The exercise: Every entry needs to be printed exactly, please.

Data provided:
>>>>
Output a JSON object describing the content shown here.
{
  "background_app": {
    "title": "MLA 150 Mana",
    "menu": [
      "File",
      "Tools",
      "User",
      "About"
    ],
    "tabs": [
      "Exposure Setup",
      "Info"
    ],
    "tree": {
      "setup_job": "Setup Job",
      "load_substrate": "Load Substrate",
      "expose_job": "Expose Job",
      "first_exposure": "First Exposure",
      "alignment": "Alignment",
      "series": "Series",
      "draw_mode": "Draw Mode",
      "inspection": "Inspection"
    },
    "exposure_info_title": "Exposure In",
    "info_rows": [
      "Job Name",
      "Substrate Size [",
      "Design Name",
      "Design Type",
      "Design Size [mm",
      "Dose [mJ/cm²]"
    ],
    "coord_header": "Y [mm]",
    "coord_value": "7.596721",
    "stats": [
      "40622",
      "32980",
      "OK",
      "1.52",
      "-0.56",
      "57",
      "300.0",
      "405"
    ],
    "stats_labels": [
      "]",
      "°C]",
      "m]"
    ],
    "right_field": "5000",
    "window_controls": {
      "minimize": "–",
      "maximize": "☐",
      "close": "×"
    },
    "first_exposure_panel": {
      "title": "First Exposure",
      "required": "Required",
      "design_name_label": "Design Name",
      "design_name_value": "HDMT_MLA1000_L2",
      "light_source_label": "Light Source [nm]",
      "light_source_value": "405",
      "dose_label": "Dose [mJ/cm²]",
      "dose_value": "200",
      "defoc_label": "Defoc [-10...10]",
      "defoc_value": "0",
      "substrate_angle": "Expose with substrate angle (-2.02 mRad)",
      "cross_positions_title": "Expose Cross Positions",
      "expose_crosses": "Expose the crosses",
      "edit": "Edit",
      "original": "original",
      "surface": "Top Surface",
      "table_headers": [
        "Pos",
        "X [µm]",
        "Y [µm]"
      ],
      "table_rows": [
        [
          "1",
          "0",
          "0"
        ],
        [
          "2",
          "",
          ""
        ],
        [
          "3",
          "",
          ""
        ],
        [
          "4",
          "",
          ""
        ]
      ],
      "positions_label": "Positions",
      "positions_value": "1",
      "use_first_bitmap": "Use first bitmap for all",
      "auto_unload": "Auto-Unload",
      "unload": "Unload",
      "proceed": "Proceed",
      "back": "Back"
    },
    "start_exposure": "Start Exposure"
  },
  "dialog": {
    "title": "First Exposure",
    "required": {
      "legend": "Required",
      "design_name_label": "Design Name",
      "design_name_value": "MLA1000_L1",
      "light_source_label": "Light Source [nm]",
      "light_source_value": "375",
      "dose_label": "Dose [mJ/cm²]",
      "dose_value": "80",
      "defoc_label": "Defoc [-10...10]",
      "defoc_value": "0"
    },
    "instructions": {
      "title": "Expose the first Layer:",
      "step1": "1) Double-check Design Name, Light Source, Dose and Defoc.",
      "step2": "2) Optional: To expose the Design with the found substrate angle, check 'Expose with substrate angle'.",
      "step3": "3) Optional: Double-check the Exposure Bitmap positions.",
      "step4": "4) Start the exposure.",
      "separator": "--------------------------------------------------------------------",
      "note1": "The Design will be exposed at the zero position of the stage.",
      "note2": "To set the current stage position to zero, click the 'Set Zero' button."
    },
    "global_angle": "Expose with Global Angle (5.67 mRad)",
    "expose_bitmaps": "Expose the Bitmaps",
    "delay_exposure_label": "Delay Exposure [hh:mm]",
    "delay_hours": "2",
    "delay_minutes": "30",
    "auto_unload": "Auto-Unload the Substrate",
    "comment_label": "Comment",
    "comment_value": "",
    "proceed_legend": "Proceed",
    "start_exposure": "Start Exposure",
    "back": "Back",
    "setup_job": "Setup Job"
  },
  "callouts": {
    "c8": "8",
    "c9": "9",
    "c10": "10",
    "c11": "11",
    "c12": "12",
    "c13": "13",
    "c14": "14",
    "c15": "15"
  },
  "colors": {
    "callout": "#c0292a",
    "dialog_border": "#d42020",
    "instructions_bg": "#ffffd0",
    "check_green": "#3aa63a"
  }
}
<<<<
Expected answer:
Output a JSON object describing the content shown here.
{
  "background_app": {
    "title": "MLA 150 Mana",
    "menu": [
      "File",
      "Tools",
      "User",
      "About"
    ],
    "tabs": [
      "Exposure Setup",
      "Info"
    ],
    "tree": {
      "setup_job": "Setup Job",
      "load_substrate": "Load Substrate",
      "expose_job": "Expose Job",
      "first_exposure": "First Exposure",
      "alignment": "Alignment",
      "series": "Series",
      "draw_mode": "Draw Mode",
      "inspection": "Inspection"
    },
    "exposure_info_title": "Exposure In",
    "info_rows": [
      "Job Name",
      "Substrate Size [",
      "Design Name",
      "Design Type",
      "Design Size [mm",
      "Dose [mJ/cm²]"
    ],
    "coord_header": "Y [mm]",
    "coord_value": "7.596721",
    "stats": [
      "40622",
      "32980",
      "OK",
      "1.52",
      "-0.56",
      "57",
      "300.0",
      "405"
    ],
    "stats_labels": [
      "]",
      "°C]",
      "m]"
    ],
    "right_field": "5000",
    "window_controls": {
      "minimize": "–",
      "maximize": "☐",
      "close": "×"
    },
    "first_exposure_panel": {
      "title": "First Exposure",
      "required": "Required",
      "design_name_label": "Design Name",
      "design_name_value": "HDMT_MLA1000_L2",
      "light_source_label": "Light Source [nm]",
      "light_source_value": "405",
      "dose_label": "Dose [mJ/cm²]",
      "dose_value": "200",
      "defoc_label": "Defoc [-10...10]",
      "defoc_value": "0",
      "substrate_angle": "Expose with substrate angle (-2.02 mRad)",
      "cross_positions_title": "Expose Cross Positions",
      "expose_crosses": "Expose the crosses",
      "edit": "Edit",
      "original": "original",
      "surface": "Top Surface",
      "table_headers": [
        "Pos",
        "X [µm]",
        "Y [µm]"
      ],
      "table_rows": [
        [
          "1",
          "0",
          "0"
        ],
        [
          "2",
          "",
          ""
        ],
        [
          "3",
          "",
          ""
        ],
        [
          "4",
          "",
          ""
        ]
      ],
      "positions_label": "Positions",
      "positions_value": "1",
      "use_first_bitmap": "Use first bitmap for all",
      "auto_unload": "Auto-Unload",
      "unload": "Unload",
      "proceed": "Proceed",
      "back": "Back"
    },
    "start_exposure": "Start Exposure"
  },
  "dialog": {
    "title": "First Exposure",
    "required": {
      "legend": "Required",
      "design_name_label": "Design Name",
      "design_name_value": "MLA1000_L1",
      "light_source_label": "Light Source [nm]",
      "light_source_value": "375",
      "dose_label": "Dose [mJ/cm²]",
      "dose_value": "80",
      "defoc_label": "Defoc [-10...10]",
      "defoc_value": "0"
    },
    "instructions": {
      "title": "Expose the first Layer:",
      "step1": "1) Double-check Design Name, Light Source, Dose and Defoc.",
      "step2": "2) Optional: To expose the Design with the found substrate angle, check 'Expose with substrate angle'.",
      "step3": "3) Optional: Double-check the Exposure Bitmap positions.",
      "step4": "4) Start the exposure.",
      "separator": "--------------------------------------------------------------------",
      "note1": "The Design will be exposed at the zero position of the stage.",
      "note2": "To set the current stage position to zero, click the 'Set Zero' button."
    },
    "global_angle": "Expose with Global Angle (5.67 mRad)",
    "expose_bitmaps": "Expose the Bitmaps",
    "delay_exposure_label": "Delay Exposure [hh:mm]",
    "delay_hours": "2",
    "delay_minutes": "30",
    "auto_unload": "Auto-Unload the Substrate",
    "comment_label": "Comment",
    "comment_value": "",
    "proceed_legend": "Proceed",
    "start_exposure": "Start Exposure",
    "back": "Back",
    "setup_job": "Setup Job"
  },
  "callouts": {
    "c8": "8",
    "c9": "9",
    "c10": "10",
    "c11": "11",
    "c12": "12",
    "c13": "13",
    "c14": "14",
    "c15": "15"
  },
  "colors": {
    "callout": "#c0292a",
    "dialog_border": "#d42020",
    "instructions_bg": "#ffffd0",
    "check_green": "#3aa63a"
  }
}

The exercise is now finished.